→ Task:
Copy out lines with the word "handling" from the material that follows.

→ Items from a data source:
»»

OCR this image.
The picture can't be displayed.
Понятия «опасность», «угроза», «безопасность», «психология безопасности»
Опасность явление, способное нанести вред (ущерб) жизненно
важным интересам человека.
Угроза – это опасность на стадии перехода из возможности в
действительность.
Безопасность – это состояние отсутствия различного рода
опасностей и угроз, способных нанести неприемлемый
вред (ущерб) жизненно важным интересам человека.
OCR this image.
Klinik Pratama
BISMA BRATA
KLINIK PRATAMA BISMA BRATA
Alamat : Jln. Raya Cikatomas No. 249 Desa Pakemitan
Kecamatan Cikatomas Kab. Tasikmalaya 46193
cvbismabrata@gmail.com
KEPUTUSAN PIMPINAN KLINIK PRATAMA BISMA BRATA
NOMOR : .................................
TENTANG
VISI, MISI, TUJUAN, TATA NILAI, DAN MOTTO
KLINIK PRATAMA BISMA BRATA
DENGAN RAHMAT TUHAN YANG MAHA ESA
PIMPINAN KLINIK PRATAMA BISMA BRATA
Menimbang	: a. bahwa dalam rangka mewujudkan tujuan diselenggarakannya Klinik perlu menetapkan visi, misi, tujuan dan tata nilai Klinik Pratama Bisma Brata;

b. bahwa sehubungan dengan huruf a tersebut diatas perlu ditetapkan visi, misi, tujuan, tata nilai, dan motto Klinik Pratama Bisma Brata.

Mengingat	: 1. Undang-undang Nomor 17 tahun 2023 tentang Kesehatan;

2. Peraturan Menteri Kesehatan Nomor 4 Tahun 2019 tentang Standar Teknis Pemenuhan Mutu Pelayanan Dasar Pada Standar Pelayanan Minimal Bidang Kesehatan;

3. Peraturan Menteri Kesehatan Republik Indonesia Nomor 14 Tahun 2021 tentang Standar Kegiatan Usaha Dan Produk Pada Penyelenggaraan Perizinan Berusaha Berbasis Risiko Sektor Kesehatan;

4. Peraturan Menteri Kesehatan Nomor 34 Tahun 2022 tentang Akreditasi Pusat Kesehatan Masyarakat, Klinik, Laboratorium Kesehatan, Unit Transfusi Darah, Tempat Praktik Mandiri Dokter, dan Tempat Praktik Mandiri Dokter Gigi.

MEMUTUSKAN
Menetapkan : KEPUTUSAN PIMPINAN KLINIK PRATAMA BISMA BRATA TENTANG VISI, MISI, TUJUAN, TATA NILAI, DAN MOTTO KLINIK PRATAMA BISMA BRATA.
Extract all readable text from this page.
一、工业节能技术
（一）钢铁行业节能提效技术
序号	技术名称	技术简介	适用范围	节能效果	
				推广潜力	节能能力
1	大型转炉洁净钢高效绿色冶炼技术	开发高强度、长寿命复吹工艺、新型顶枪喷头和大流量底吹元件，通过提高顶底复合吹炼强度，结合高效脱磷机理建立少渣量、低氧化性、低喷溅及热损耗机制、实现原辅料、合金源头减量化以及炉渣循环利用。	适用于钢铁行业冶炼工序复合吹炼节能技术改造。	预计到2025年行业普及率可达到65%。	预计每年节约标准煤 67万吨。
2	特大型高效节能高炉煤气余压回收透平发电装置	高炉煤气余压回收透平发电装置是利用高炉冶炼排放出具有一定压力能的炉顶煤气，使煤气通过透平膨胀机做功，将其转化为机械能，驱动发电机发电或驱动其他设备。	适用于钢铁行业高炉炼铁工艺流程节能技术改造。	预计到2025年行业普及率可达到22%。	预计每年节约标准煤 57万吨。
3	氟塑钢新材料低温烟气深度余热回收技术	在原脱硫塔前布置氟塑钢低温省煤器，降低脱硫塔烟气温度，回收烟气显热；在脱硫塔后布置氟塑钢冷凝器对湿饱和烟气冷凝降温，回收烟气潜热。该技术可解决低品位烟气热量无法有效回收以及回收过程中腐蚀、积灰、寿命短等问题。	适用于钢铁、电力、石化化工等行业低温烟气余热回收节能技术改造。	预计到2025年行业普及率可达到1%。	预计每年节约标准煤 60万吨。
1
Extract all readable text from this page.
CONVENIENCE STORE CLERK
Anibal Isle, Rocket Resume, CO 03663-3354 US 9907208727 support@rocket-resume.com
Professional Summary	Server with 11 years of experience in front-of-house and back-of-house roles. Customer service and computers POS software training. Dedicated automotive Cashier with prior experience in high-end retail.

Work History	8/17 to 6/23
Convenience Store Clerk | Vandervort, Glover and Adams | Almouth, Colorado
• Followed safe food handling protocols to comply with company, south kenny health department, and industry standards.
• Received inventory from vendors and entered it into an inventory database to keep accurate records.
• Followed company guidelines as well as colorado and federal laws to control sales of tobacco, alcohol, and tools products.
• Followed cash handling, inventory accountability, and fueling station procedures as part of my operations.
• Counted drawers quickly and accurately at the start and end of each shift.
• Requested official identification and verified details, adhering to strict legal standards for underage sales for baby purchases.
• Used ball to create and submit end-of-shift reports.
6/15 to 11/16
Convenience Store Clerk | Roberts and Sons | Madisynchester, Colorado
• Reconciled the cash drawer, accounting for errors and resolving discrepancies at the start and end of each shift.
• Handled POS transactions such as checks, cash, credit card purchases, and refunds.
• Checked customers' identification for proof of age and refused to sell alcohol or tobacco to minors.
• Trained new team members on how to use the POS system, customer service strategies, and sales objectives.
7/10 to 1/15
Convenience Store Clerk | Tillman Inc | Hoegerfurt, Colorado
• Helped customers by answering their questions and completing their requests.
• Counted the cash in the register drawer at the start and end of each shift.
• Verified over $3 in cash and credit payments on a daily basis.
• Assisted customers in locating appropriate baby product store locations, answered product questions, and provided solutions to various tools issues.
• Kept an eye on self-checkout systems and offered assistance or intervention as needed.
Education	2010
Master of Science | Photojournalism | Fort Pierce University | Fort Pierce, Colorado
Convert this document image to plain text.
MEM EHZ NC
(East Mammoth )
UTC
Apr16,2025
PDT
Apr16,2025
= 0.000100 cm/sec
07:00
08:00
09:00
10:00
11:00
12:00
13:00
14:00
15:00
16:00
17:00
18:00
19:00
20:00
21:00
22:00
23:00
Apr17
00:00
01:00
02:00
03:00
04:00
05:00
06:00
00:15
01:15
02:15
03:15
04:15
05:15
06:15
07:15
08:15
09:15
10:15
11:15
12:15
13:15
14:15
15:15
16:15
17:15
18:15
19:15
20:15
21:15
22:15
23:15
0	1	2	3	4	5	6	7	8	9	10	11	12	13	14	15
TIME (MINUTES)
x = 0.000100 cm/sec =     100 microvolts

««

→ Complete answer:
• Followed safe food handling protocols to comply with company, south kenny health department, and industry standards.
• Followed cash handling, inventory accountability, and fueling station procedures as part of my operations.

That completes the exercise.